TASK DETAILS =
Work through the data and report how many lines include the string "area", giving the number alone.

(Records from a collection)
:::::
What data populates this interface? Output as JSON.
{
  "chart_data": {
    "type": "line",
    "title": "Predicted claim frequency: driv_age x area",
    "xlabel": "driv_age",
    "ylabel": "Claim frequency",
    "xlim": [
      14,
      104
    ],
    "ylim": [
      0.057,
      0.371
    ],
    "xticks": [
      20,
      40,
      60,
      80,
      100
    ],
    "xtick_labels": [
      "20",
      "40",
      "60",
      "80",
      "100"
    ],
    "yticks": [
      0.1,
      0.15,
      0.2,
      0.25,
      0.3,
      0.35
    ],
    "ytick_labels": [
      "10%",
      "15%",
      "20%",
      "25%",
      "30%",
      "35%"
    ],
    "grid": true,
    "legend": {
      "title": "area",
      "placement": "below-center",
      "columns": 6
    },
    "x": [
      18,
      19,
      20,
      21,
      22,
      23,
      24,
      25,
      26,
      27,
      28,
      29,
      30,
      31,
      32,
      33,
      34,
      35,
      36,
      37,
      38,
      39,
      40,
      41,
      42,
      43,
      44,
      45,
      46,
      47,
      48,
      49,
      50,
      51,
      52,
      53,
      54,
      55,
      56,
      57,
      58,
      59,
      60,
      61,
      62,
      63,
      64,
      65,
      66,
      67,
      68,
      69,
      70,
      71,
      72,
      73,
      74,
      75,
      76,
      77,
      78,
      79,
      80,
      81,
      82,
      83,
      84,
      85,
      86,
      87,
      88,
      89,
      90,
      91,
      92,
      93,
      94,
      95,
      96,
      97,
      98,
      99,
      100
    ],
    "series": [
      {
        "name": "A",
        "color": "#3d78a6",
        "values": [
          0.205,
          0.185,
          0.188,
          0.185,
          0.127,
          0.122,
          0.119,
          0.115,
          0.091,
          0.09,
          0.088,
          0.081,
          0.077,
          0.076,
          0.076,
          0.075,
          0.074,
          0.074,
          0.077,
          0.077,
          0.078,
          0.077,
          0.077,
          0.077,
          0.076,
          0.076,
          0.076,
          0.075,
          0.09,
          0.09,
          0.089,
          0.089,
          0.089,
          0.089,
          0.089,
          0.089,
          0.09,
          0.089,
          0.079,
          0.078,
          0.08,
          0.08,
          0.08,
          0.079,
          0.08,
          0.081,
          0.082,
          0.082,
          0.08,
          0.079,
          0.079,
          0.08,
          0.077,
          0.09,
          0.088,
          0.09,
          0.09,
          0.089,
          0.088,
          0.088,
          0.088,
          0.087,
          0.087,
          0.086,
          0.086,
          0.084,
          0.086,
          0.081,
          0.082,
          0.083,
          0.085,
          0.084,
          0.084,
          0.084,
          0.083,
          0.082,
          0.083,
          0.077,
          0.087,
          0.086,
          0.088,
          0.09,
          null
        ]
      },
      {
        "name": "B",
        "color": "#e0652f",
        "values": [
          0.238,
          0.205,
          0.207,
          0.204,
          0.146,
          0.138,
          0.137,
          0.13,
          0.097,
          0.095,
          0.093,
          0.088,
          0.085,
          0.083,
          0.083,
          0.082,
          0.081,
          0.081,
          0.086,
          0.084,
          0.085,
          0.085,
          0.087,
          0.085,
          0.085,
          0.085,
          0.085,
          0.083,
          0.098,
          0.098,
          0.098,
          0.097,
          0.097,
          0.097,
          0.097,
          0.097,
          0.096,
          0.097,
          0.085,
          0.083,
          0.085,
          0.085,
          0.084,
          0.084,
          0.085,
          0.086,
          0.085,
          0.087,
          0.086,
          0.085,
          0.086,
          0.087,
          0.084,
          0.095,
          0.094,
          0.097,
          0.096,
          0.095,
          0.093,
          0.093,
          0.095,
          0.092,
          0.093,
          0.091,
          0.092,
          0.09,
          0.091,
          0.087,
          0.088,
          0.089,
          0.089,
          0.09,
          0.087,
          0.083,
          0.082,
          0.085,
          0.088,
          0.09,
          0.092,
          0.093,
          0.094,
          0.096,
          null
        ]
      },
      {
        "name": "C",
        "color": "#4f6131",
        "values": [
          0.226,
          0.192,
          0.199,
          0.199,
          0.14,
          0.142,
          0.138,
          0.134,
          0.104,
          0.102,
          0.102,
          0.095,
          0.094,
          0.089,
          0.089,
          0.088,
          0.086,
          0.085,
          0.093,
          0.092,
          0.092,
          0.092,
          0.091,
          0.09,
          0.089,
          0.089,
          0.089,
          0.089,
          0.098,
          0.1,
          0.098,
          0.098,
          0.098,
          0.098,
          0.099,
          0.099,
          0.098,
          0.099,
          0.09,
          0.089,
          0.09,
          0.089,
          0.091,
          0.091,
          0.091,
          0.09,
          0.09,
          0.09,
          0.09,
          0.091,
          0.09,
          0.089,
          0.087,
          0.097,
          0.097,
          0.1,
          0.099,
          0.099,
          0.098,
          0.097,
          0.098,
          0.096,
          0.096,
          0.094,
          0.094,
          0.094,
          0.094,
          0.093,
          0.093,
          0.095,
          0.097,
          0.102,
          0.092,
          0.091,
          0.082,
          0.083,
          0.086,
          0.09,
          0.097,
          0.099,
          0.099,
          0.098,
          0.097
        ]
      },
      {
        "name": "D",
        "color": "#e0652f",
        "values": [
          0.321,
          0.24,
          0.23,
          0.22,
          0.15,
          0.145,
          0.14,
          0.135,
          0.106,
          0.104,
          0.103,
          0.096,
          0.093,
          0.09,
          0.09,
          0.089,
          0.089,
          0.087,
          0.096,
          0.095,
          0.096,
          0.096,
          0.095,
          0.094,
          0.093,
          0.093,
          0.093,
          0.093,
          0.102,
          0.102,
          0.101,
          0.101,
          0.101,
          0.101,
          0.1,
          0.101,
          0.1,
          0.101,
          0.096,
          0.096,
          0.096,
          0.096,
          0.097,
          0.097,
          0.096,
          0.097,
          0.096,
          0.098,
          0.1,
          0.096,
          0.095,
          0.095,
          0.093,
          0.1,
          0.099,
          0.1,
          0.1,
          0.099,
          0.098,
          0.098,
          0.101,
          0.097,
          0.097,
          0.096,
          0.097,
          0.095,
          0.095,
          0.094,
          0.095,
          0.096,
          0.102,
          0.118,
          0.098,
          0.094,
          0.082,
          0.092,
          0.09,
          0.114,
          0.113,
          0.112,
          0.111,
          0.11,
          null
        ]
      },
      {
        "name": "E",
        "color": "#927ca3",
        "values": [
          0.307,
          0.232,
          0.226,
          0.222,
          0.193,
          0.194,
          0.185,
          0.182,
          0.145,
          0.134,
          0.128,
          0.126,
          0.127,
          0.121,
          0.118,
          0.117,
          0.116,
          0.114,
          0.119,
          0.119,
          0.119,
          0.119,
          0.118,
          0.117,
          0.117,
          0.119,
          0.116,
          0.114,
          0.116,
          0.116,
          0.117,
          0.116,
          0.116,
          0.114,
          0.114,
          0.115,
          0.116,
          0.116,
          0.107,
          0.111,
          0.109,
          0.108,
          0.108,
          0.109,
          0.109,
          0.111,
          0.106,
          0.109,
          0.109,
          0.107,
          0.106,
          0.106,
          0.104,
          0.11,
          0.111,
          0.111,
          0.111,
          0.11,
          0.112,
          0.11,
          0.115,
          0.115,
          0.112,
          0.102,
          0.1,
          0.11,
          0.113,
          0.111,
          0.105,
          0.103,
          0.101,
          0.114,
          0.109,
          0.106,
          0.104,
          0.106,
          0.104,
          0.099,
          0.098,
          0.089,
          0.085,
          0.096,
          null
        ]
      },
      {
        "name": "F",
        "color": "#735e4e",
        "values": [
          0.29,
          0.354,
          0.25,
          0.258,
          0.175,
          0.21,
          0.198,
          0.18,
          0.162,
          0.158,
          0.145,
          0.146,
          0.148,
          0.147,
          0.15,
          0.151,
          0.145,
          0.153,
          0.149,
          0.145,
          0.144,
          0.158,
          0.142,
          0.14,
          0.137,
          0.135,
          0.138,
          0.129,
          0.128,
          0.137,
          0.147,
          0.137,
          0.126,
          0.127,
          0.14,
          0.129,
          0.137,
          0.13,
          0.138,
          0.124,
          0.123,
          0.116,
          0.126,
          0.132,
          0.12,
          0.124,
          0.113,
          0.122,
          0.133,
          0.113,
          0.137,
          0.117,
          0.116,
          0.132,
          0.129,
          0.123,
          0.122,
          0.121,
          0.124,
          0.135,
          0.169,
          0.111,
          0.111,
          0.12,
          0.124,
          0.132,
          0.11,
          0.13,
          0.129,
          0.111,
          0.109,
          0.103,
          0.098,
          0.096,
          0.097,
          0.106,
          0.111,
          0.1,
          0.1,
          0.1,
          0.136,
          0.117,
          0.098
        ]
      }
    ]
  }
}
:::::
FULL ANSWER =
2